Description of the task >>
Output the complete listing exactly, please, and keep the pictures out of it.

[[ Material provided open ]]

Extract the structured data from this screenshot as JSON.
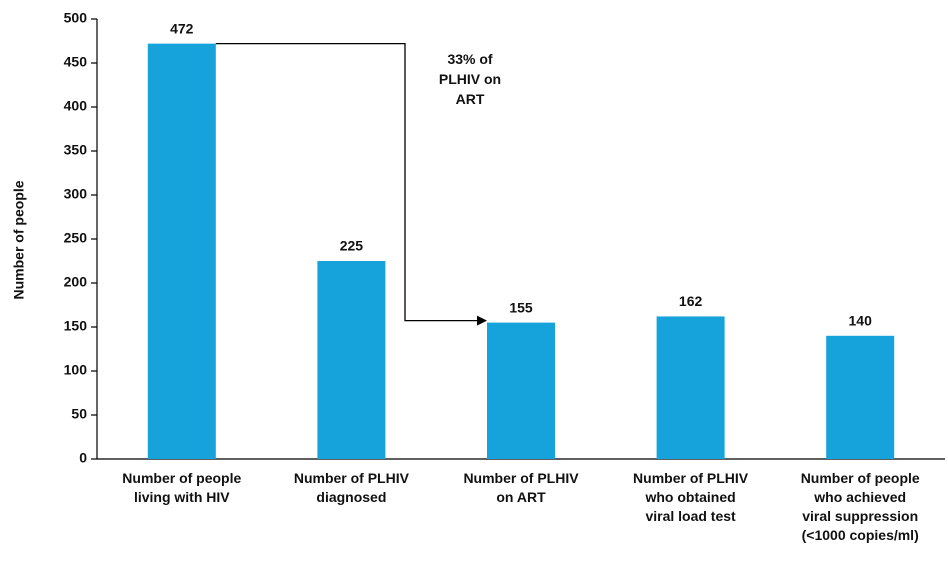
{
  "chart_data": {
    "type": "bar",
    "y_label": "Number of people",
    "categories": [
      "Number of people\nliving with HIV",
      "Number of PLHIV\ndiagnosed",
      "Number of PLHIV\non ART",
      "Number of PLHIV\nwho obtained\nviral load test",
      "Number of people\nwho achieved\nviral suppression\n(<1000 copies/ml)"
    ],
    "values": [
      472,
      225,
      155,
      162,
      140
    ],
    "color": "#16a3dc",
    "ylim": [
      0,
      500
    ],
    "yticks": [
      0,
      50,
      100,
      150,
      200,
      250,
      300,
      350,
      400,
      450,
      500
    ],
    "grid": false,
    "annotation": "33% of\nPLHIV on\nART"
  }
}
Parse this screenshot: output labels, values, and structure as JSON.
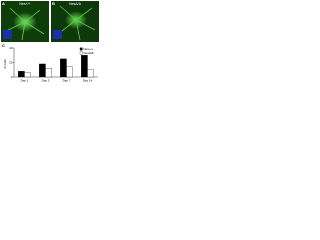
{
  "panels": [
    {
      "letter": "A",
      "label": "Nes+/+"
    },
    {
      "letter": "B",
      "label": "NesΔ/Δ"
    }
  ],
  "chart_data": {
    "type": "bar",
    "letter": "C",
    "ylabel": "% cells",
    "categories": [
      "Day 1",
      "Day 3",
      "Day 7",
      "Day 14"
    ],
    "series": [
      {
        "name": "Nes+/+",
        "color": "#000000",
        "values": [
          8,
          18,
          25,
          30
        ]
      },
      {
        "name": "NesΔ/Δ",
        "color": "#ffffff",
        "values": [
          6,
          12,
          14,
          10
        ]
      }
    ],
    "ylim": [
      0,
      40
    ],
    "yticks": [
      0,
      20,
      40
    ],
    "legend": "upper-right"
  }
}
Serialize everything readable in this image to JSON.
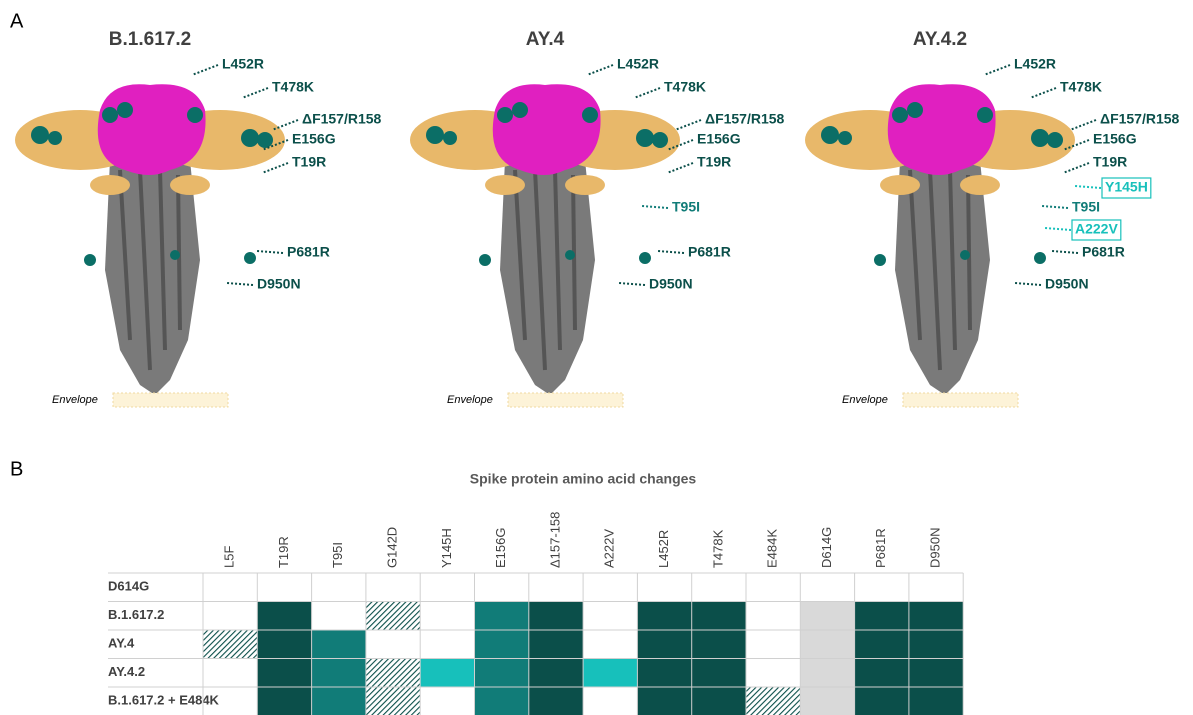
{
  "panel_a": {
    "label": "A",
    "structures": [
      {
        "title": "B.1.617.2",
        "envelope": "Envelope",
        "labels": [
          {
            "text": "L452R",
            "color": "#0b4f4a",
            "boxed": false
          },
          {
            "text": "T478K",
            "color": "#0b4f4a",
            "boxed": false
          },
          {
            "text": "ΔF157/R158",
            "color": "#0b4f4a",
            "boxed": false
          },
          {
            "text": "E156G",
            "color": "#0b4f4a",
            "boxed": false
          },
          {
            "text": "T19R",
            "color": "#0b4f4a",
            "boxed": false
          },
          {
            "text": "P681R",
            "color": "#0b4f4a",
            "boxed": false
          },
          {
            "text": "D950N",
            "color": "#0b4f4a",
            "boxed": false
          }
        ]
      },
      {
        "title": "AY.4",
        "envelope": "Envelope",
        "labels": [
          {
            "text": "L452R",
            "color": "#0b4f4a",
            "boxed": false
          },
          {
            "text": "T478K",
            "color": "#0b4f4a",
            "boxed": false
          },
          {
            "text": "ΔF157/R158",
            "color": "#0b4f4a",
            "boxed": false
          },
          {
            "text": "E156G",
            "color": "#0b4f4a",
            "boxed": false
          },
          {
            "text": "T19R",
            "color": "#0b4f4a",
            "boxed": false
          },
          {
            "text": "T95I",
            "color": "#117c78",
            "boxed": false
          },
          {
            "text": "P681R",
            "color": "#0b4f4a",
            "boxed": false
          },
          {
            "text": "D950N",
            "color": "#0b4f4a",
            "boxed": false
          }
        ]
      },
      {
        "title": "AY.4.2",
        "envelope": "Envelope",
        "labels": [
          {
            "text": "L452R",
            "color": "#0b4f4a",
            "boxed": false
          },
          {
            "text": "T478K",
            "color": "#0b4f4a",
            "boxed": false
          },
          {
            "text": "ΔF157/R158",
            "color": "#0b4f4a",
            "boxed": false
          },
          {
            "text": "E156G",
            "color": "#0b4f4a",
            "boxed": false
          },
          {
            "text": "T19R",
            "color": "#0b4f4a",
            "boxed": false
          },
          {
            "text": "Y145H",
            "color": "#17c0bb",
            "boxed": true
          },
          {
            "text": "T95I",
            "color": "#117c78",
            "boxed": false
          },
          {
            "text": "A222V",
            "color": "#17c0bb",
            "boxed": true
          },
          {
            "text": "P681R",
            "color": "#0b4f4a",
            "boxed": false
          },
          {
            "text": "D950N",
            "color": "#0b4f4a",
            "boxed": false
          }
        ]
      }
    ]
  },
  "panel_b": {
    "label": "B",
    "title": "Spike protein amino acid changes",
    "columns": [
      "L5F",
      "T19R",
      "T95I",
      "G142D",
      "Y145H",
      "E156G",
      "Δ157-158",
      "A222V",
      "L452R",
      "T478K",
      "E484K",
      "D614G",
      "P681R",
      "D950N"
    ],
    "rows": [
      {
        "name": "D614G",
        "cells": [
          null,
          null,
          null,
          null,
          null,
          null,
          null,
          null,
          null,
          null,
          null,
          null,
          null,
          null
        ]
      },
      {
        "name": "B.1.617.2",
        "cells": [
          null,
          "#0b4f4a",
          null,
          {
            "color": "#0b4f4a",
            "hatched": true
          },
          null,
          "#117c78",
          "#0b4f4a",
          null,
          "#0b4f4a",
          "#0b4f4a",
          null,
          "#d9d9d9",
          "#0b4f4a",
          "#0b4f4a"
        ]
      },
      {
        "name": "AY.4",
        "cells": [
          {
            "color": "#0b4f4a",
            "hatched": true
          },
          "#0b4f4a",
          "#117c78",
          null,
          null,
          "#117c78",
          "#0b4f4a",
          null,
          "#0b4f4a",
          "#0b4f4a",
          null,
          "#d9d9d9",
          "#0b4f4a",
          "#0b4f4a"
        ]
      },
      {
        "name": "AY.4.2",
        "cells": [
          null,
          "#0b4f4a",
          "#117c78",
          {
            "color": "#0b4f4a",
            "hatched": true
          },
          "#17c0bb",
          "#117c78",
          "#0b4f4a",
          "#17c0bb",
          "#0b4f4a",
          "#0b4f4a",
          null,
          "#d9d9d9",
          "#0b4f4a",
          "#0b4f4a"
        ]
      },
      {
        "name": "B.1.617.2 + E484K",
        "cells": [
          null,
          "#0b4f4a",
          "#117c78",
          {
            "color": "#0b4f4a",
            "hatched": true
          },
          null,
          "#117c78",
          "#0b4f4a",
          null,
          "#0b4f4a",
          "#0b4f4a",
          {
            "color": "#0b4f4a",
            "hatched": true
          },
          "#d9d9d9",
          "#0b4f4a",
          "#0b4f4a"
        ]
      }
    ]
  }
}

[[ Material provided closed ]]

Response to the task >>
Extract the structured data from this screenshot as JSON.
{
  "chart_data": {
    "type": "bar",
    "y_label": "Number of people",
    "categories": [
      "Number of people\nliving with HIV",
      "Number of PLHIV\ndiagnosed",
      "Number of PLHIV\non ART",
      "Number of PLHIV\nwho obtained\nviral load test",
      "Number of people\nwho achieved\nviral suppression\n(<1000 copies/ml)"
    ],
    "values": [
      472,
      225,
      155,
      162,
      140
    ],
    "color": "#16a3dc",
    "ylim": [
      0,
      500
    ],
    "yticks": [
      0,
      50,
      100,
      150,
      200,
      250,
      300,
      350,
      400,
      450,
      500
    ],
    "grid": false,
    "annotation": "33% of\nPLHIV on\nART"
  }
}
Parse this screenshot: output labels, values, and structure as JSON.
{
  "panels": [
    {
      "letter": "A",
      "label": "Nes+/+"
    },
    {
      "letter": "B",
      "label": "NesΔ/Δ"
    }
  ],
  "chart_data": {
    "type": "bar",
    "letter": "C",
    "ylabel": "% cells",
    "categories": [
      "Day 1",
      "Day 3",
      "Day 7",
      "Day 14"
    ],
    "series": [
      {
        "name": "Nes+/+",
        "color": "#000000",
        "values": [
          8,
          18,
          25,
          30
        ]
      },
      {
        "name": "NesΔ/Δ",
        "color": "#ffffff",
        "values": [
          6,
          12,
          14,
          10
        ]
      }
    ],
    "ylim": [
      0,
      40
    ],
    "yticks": [
      0,
      20,
      40
    ],
    "legend": "upper-right"
  }
}
Serialize everything readable in this image to JSON.
{
  "panel_a": {
    "label": "A",
    "structures": [
      {
        "title": "B.1.617.2",
        "envelope": "Envelope",
        "labels": [
          {
            "text": "L452R",
            "color": "#0b4f4a",
            "boxed": false
          },
          {
            "text": "T478K",
            "color": "#0b4f4a",
            "boxed": false
          },
          {
            "text": "ΔF157/R158",
            "color": "#0b4f4a",
            "boxed": false
          },
          {
            "text": "E156G",
            "color": "#0b4f4a",
            "boxed": false
          },
          {
            "text": "T19R",
            "color": "#0b4f4a",
            "boxed": false
          },
          {
            "text": "P681R",
            "color": "#0b4f4a",
            "boxed": false
          },
          {
            "text": "D950N",
            "color": "#0b4f4a",
            "boxed": false
          }
        ]
      },
      {
        "title": "AY.4",
        "envelope": "Envelope",
        "labels": [
          {
            "text": "L452R",
            "color": "#0b4f4a",
            "boxed": false
          },
          {
            "text": "T478K",
            "color": "#0b4f4a",
            "boxed": false
          },
          {
            "text": "ΔF157/R158",
            "color": "#0b4f4a",
            "boxed": false
          },
          {
            "text": "E156G",
            "color": "#0b4f4a",
            "boxed": false
          },
          {
            "text": "T19R",
            "color": "#0b4f4a",
            "boxed": false
          },
          {
            "text": "T95I",
            "color": "#117c78",
            "boxed": false
          },
          {
            "text": "P681R",
            "color": "#0b4f4a",
            "boxed": false
          },
          {
            "text": "D950N",
            "color": "#0b4f4a",
            "boxed": false
          }
        ]
      },
      {
        "title": "AY.4.2",
        "envelope": "Envelope",
        "labels": [
          {
            "text": "L452R",
            "color": "#0b4f4a",
            "boxed": false
          },
          {
            "text": "T478K",
            "color": "#0b4f4a",
            "boxed": false
          },
          {
            "text": "ΔF157/R158",
            "color": "#0b4f4a",
            "boxed": false
          },
          {
            "text": "E156G",
            "color": "#0b4f4a",
            "boxed": false
          },
          {
            "text": "T19R",
            "color": "#0b4f4a",
            "boxed": false
          },
          {
            "text": "Y145H",
            "color": "#17c0bb",
            "boxed": true
          },
          {
            "text": "T95I",
            "color": "#117c78",
            "boxed": false
          },
          {
            "text": "A222V",
            "color": "#17c0bb",
            "boxed": true
          },
          {
            "text": "P681R",
            "color": "#0b4f4a",
            "boxed": false
          },
          {
            "text": "D950N",
            "color": "#0b4f4a",
            "boxed": false
          }
        ]
      }
    ]
  },
  "panel_b": {
    "label": "B",
    "title": "Spike protein amino acid changes",
    "columns": [
      "L5F",
      "T19R",
      "T95I",
      "G142D",
      "Y145H",
      "E156G",
      "Δ157-158",
      "A222V",
      "L452R",
      "T478K",
      "E484K",
      "D614G",
      "P681R",
      "D950N"
    ],
    "rows": [
      {
        "name": "D614G",
        "cells": [
          null,
          null,
          null,
          null,
          null,
          null,
          null,
          null,
          null,
          null,
          null,
          null,
          null,
          null
        ]
      },
      {
        "name": "B.1.617.2",
        "cells": [
          null,
          "#0b4f4a",
          null,
          {
            "color": "#0b4f4a",
            "hatched": true
          },
          null,
          "#117c78",
          "#0b4f4a",
          null,
          "#0b4f4a",
          "#0b4f4a",
          null,
          "#d9d9d9",
          "#0b4f4a",
          "#0b4f4a"
        ]
      },
      {
        "name": "AY.4",
        "cells": [
          {
            "color": "#0b4f4a",
            "hatched": true
          },
          "#0b4f4a",
          "#117c78",
          null,
          null,
          "#117c78",
          "#0b4f4a",
          null,
          "#0b4f4a",
          "#0b4f4a",
          null,
          "#d9d9d9",
          "#0b4f4a",
          "#0b4f4a"
        ]
      },
      {
        "name": "AY.4.2",
        "cells": [
          null,
          "#0b4f4a",
          "#117c78",
          {
            "color": "#0b4f4a",
            "hatched": true
          },
          "#17c0bb",
          "#117c78",
          "#0b4f4a",
          "#17c0bb",
          "#0b4f4a",
          "#0b4f4a",
          null,
          "#d9d9d9",
          "#0b4f4a",
          "#0b4f4a"
        ]
      },
      {
        "name": "B.1.617.2 + E484K",
        "cells": [
          null,
          "#0b4f4a",
          "#117c78",
          {
            "color": "#0b4f4a",
            "hatched": true
          },
          null,
          "#117c78",
          "#0b4f4a",
          null,
          "#0b4f4a",
          "#0b4f4a",
          {
            "color": "#0b4f4a",
            "hatched": true
          },
          "#d9d9d9",
          "#0b4f4a",
          "#0b4f4a"
        ]
      }
    ]
  }
}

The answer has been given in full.